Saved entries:
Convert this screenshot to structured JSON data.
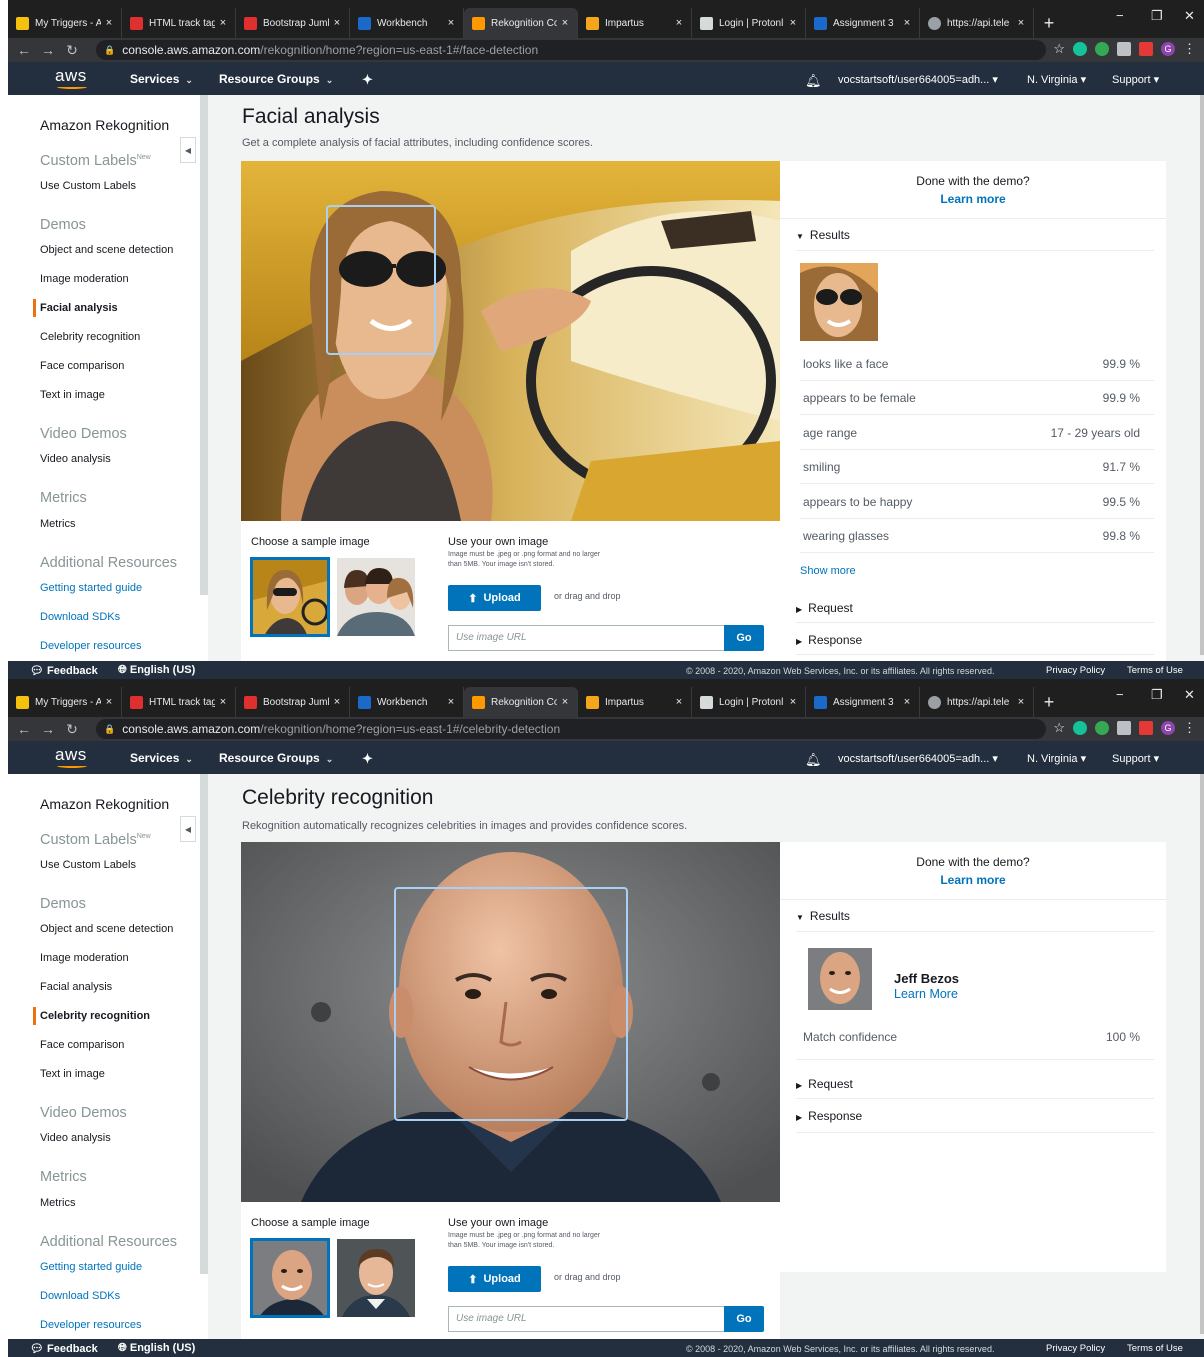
{
  "browser": {
    "tabs": [
      {
        "label": "My Triggers - A",
        "color": "#f4c20d"
      },
      {
        "label": "HTML track tag",
        "color": "#e02f2f"
      },
      {
        "label": "Bootstrap Jumb",
        "color": "#e02f2f"
      },
      {
        "label": "Workbench",
        "color": "#1b6ac9"
      },
      {
        "label": "Rekognition Co",
        "color": "#ff9900"
      },
      {
        "label": "Impartus",
        "color": "#f4a61d"
      },
      {
        "label": "Login | Protonl",
        "color": "#d5dbdb"
      },
      {
        "label": "Assignment 3",
        "color": "#1b6ac9"
      },
      {
        "label": "https://api.tele",
        "color": "#9aa0a6"
      }
    ],
    "close_glyph": "×",
    "new_tab": "+",
    "minimize": "−",
    "restore": "❐",
    "close": "✕",
    "url_host": "console.aws.amazon.com",
    "shot1_url_path": "/rekognition/home?region=us-east-1#/face-detection",
    "shot2_url_path": "/rekognition/home?region=us-east-1#/celebrity-detection",
    "profile_initial": "G"
  },
  "aws_nav": {
    "logo": "aws",
    "services": "Services",
    "resource_groups": "Resource Groups",
    "account": "vocstartsoft/user664005=adh...",
    "region": "N. Virginia",
    "support": "Support"
  },
  "sidebar": {
    "title": "Amazon Rekognition",
    "custom_labels_heading": "Custom Labels",
    "new_badge": "New",
    "use_custom_labels": "Use Custom Labels",
    "demos_heading": "Demos",
    "demos": [
      "Object and scene detection",
      "Image moderation",
      "Facial analysis",
      "Celebrity recognition",
      "Face comparison",
      "Text in image"
    ],
    "video_heading": "Video Demos",
    "video_analysis": "Video analysis",
    "metrics_heading": "Metrics",
    "metrics": "Metrics",
    "resources_heading": "Additional Resources",
    "resources": [
      "Getting started guide",
      "Download SDKs",
      "Developer resources"
    ]
  },
  "common": {
    "choose_sample": "Choose a sample image",
    "use_own": "Use your own image",
    "own_note": "Image must be .jpeg or .png format and no larger than 5MB. Your image isn't stored.",
    "upload": "Upload",
    "drag": "or drag and drop",
    "url_placeholder": "Use image URL",
    "go": "Go",
    "done_demo": "Done with the demo?",
    "learn_more": "Learn more",
    "results": "Results",
    "request": "Request",
    "response": "Response"
  },
  "facial": {
    "title": "Facial analysis",
    "description": "Get a complete analysis of facial attributes, including confidence scores.",
    "rows": [
      {
        "label": "looks like a face",
        "value": "99.9 %"
      },
      {
        "label": "appears to be female",
        "value": "99.9 %"
      },
      {
        "label": "age range",
        "value": "17 - 29 years old"
      },
      {
        "label": "smiling",
        "value": "91.7 %"
      },
      {
        "label": "appears to be happy",
        "value": "99.5 %"
      },
      {
        "label": "wearing glasses",
        "value": "99.8 %"
      }
    ],
    "show_more": "Show more"
  },
  "celebrity": {
    "title": "Celebrity recognition",
    "description": "Rekognition automatically recognizes celebrities in images and provides confidence scores.",
    "name": "Jeff Bezos",
    "learn_more": "Learn More",
    "match_label": "Match confidence",
    "match_value": "100 %"
  },
  "footer": {
    "feedback": "Feedback",
    "language": "English (US)",
    "copyright": "© 2008 - 2020, Amazon Web Services, Inc. or its affiliates. All rights reserved.",
    "privacy": "Privacy Policy",
    "terms": "Terms of Use"
  }
}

Task details → Return every line of the records exactly as given, pictures excluded.

Response to the exercise →
Convert this screenshot to structured JSON data.
{
  "browser": {
    "tabs": [
      {
        "label": "My Triggers - A",
        "color": "#f4c20d"
      },
      {
        "label": "HTML track tag",
        "color": "#e02f2f"
      },
      {
        "label": "Bootstrap Jumb",
        "color": "#e02f2f"
      },
      {
        "label": "Workbench",
        "color": "#1b6ac9"
      },
      {
        "label": "Rekognition Co",
        "color": "#ff9900"
      },
      {
        "label": "Impartus",
        "color": "#f4a61d"
      },
      {
        "label": "Login | Protonl",
        "color": "#d5dbdb"
      },
      {
        "label": "Assignment 3",
        "color": "#1b6ac9"
      },
      {
        "label": "https://api.tele",
        "color": "#9aa0a6"
      }
    ],
    "close_glyph": "×",
    "new_tab": "+",
    "minimize": "−",
    "restore": "❐",
    "close": "✕",
    "url_host": "console.aws.amazon.com",
    "shot1_url_path": "/rekognition/home?region=us-east-1#/face-detection",
    "shot2_url_path": "/rekognition/home?region=us-east-1#/celebrity-detection",
    "profile_initial": "G"
  },
  "aws_nav": {
    "logo": "aws",
    "services": "Services",
    "resource_groups": "Resource Groups",
    "account": "vocstartsoft/user664005=adh...",
    "region": "N. Virginia",
    "support": "Support"
  },
  "sidebar": {
    "title": "Amazon Rekognition",
    "custom_labels_heading": "Custom Labels",
    "new_badge": "New",
    "use_custom_labels": "Use Custom Labels",
    "demos_heading": "Demos",
    "demos": [
      "Object and scene detection",
      "Image moderation",
      "Facial analysis",
      "Celebrity recognition",
      "Face comparison",
      "Text in image"
    ],
    "video_heading": "Video Demos",
    "video_analysis": "Video analysis",
    "metrics_heading": "Metrics",
    "metrics": "Metrics",
    "resources_heading": "Additional Resources",
    "resources": [
      "Getting started guide",
      "Download SDKs",
      "Developer resources"
    ]
  },
  "common": {
    "choose_sample": "Choose a sample image",
    "use_own": "Use your own image",
    "own_note": "Image must be .jpeg or .png format and no larger than 5MB. Your image isn't stored.",
    "upload": "Upload",
    "drag": "or drag and drop",
    "url_placeholder": "Use image URL",
    "go": "Go",
    "done_demo": "Done with the demo?",
    "learn_more": "Learn more",
    "results": "Results",
    "request": "Request",
    "response": "Response"
  },
  "facial": {
    "title": "Facial analysis",
    "description": "Get a complete analysis of facial attributes, including confidence scores.",
    "rows": [
      {
        "label": "looks like a face",
        "value": "99.9 %"
      },
      {
        "label": "appears to be female",
        "value": "99.9 %"
      },
      {
        "label": "age range",
        "value": "17 - 29 years old"
      },
      {
        "label": "smiling",
        "value": "91.7 %"
      },
      {
        "label": "appears to be happy",
        "value": "99.5 %"
      },
      {
        "label": "wearing glasses",
        "value": "99.8 %"
      }
    ],
    "show_more": "Show more"
  },
  "celebrity": {
    "title": "Celebrity recognition",
    "description": "Rekognition automatically recognizes celebrities in images and provides confidence scores.",
    "name": "Jeff Bezos",
    "learn_more": "Learn More",
    "match_label": "Match confidence",
    "match_value": "100 %"
  },
  "footer": {
    "feedback": "Feedback",
    "language": "English (US)",
    "copyright": "© 2008 - 2020, Amazon Web Services, Inc. or its affiliates. All rights reserved.",
    "privacy": "Privacy Policy",
    "terms": "Terms of Use"
  }
}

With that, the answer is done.